● **Problem to work on**: Transcribe the records below exactly as they appear.

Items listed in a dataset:
■ ■ ■ ■
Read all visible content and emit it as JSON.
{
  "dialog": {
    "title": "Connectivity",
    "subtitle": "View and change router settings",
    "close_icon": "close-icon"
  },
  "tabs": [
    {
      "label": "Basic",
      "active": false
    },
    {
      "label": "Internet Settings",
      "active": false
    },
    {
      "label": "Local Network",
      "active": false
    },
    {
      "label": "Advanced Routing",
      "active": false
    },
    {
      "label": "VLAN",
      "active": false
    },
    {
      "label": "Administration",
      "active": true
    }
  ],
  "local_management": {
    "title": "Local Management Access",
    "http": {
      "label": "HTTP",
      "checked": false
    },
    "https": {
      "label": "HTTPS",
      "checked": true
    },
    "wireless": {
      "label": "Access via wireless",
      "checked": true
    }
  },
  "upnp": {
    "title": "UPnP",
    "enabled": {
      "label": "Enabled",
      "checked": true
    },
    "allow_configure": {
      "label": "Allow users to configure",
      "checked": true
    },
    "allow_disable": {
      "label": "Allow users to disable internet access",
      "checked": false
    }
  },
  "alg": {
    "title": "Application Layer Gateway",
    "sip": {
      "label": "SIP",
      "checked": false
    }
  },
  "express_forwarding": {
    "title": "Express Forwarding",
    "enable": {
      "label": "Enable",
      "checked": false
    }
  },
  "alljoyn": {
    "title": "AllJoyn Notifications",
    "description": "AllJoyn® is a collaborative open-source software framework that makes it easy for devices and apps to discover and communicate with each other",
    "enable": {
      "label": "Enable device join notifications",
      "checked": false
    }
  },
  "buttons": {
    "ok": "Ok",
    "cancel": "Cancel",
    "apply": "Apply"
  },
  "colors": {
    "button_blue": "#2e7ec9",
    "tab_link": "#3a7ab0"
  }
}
■ ■ ■ ■
● **Solution for this task**:
Read all visible content and emit it as JSON.
{
  "dialog": {
    "title": "Connectivity",
    "subtitle": "View and change router settings",
    "close_icon": "close-icon"
  },
  "tabs": [
    {
      "label": "Basic",
      "active": false
    },
    {
      "label": "Internet Settings",
      "active": false
    },
    {
      "label": "Local Network",
      "active": false
    },
    {
      "label": "Advanced Routing",
      "active": false
    },
    {
      "label": "VLAN",
      "active": false
    },
    {
      "label": "Administration",
      "active": true
    }
  ],
  "local_management": {
    "title": "Local Management Access",
    "http": {
      "label": "HTTP",
      "checked": false
    },
    "https": {
      "label": "HTTPS",
      "checked": true
    },
    "wireless": {
      "label": "Access via wireless",
      "checked": true
    }
  },
  "upnp": {
    "title": "UPnP",
    "enabled": {
      "label": "Enabled",
      "checked": true
    },
    "allow_configure": {
      "label": "Allow users to configure",
      "checked": true
    },
    "allow_disable": {
      "label": "Allow users to disable internet access",
      "checked": false
    }
  },
  "alg": {
    "title": "Application Layer Gateway",
    "sip": {
      "label": "SIP",
      "checked": false
    }
  },
  "express_forwarding": {
    "title": "Express Forwarding",
    "enable": {
      "label": "Enable",
      "checked": false
    }
  },
  "alljoyn": {
    "title": "AllJoyn Notifications",
    "description": "AllJoyn® is a collaborative open-source software framework that makes it easy for devices and apps to discover and communicate with each other",
    "enable": {
      "label": "Enable device join notifications",
      "checked": false
    }
  },
  "buttons": {
    "ok": "Ok",
    "cancel": "Cancel",
    "apply": "Apply"
  },
  "colors": {
    "button_blue": "#2e7ec9",
    "tab_link": "#3a7ab0"
  }
}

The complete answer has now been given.